== Short problem ==
Retype everything in the listing, leaving each line exactly as it is.

--- start ---

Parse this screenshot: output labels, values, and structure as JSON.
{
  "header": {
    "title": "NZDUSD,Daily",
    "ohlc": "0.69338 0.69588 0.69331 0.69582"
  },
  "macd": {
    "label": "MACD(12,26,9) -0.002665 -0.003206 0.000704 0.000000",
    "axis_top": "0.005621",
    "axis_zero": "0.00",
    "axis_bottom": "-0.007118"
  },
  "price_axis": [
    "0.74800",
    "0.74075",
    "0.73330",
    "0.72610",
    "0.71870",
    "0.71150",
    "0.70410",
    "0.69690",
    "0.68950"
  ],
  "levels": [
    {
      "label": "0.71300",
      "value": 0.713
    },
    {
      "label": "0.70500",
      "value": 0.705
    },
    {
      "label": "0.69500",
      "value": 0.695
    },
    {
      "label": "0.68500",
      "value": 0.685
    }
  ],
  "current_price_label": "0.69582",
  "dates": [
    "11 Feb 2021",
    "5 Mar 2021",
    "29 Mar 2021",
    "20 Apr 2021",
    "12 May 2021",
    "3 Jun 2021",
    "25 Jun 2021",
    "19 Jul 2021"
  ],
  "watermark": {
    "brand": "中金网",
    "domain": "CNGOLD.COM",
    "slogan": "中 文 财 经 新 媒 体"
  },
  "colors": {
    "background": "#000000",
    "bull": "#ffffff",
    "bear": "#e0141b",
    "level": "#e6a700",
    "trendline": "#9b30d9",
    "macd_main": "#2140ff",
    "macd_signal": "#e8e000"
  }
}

--- end ---

== Completed task ==
Parse this screenshot: output labels, values, and structure as JSON.
{
  "header": {
    "title": "NZDUSD,Daily",
    "ohlc": "0.69338 0.69588 0.69331 0.69582"
  },
  "macd": {
    "label": "MACD(12,26,9) -0.002665 -0.003206 0.000704 0.000000",
    "axis_top": "0.005621",
    "axis_zero": "0.00",
    "axis_bottom": "-0.007118"
  },
  "price_axis": [
    "0.74800",
    "0.74075",
    "0.73330",
    "0.72610",
    "0.71870",
    "0.71150",
    "0.70410",
    "0.69690",
    "0.68950"
  ],
  "levels": [
    {
      "label": "0.71300",
      "value": 0.713
    },
    {
      "label": "0.70500",
      "value": 0.705
    },
    {
      "label": "0.69500",
      "value": 0.695
    },
    {
      "label": "0.68500",
      "value": 0.685
    }
  ],
  "current_price_label": "0.69582",
  "dates": [
    "11 Feb 2021",
    "5 Mar 2021",
    "29 Mar 2021",
    "20 Apr 2021",
    "12 May 2021",
    "3 Jun 2021",
    "25 Jun 2021",
    "19 Jul 2021"
  ],
  "watermark": {
    "brand": "中金网",
    "domain": "CNGOLD.COM",
    "slogan": "中 文 财 经 新 媒 体"
  },
  "colors": {
    "background": "#000000",
    "bull": "#ffffff",
    "bear": "#e0141b",
    "level": "#e6a700",
    "trendline": "#9b30d9",
    "macd_main": "#2140ff",
    "macd_signal": "#e8e000"
  }
}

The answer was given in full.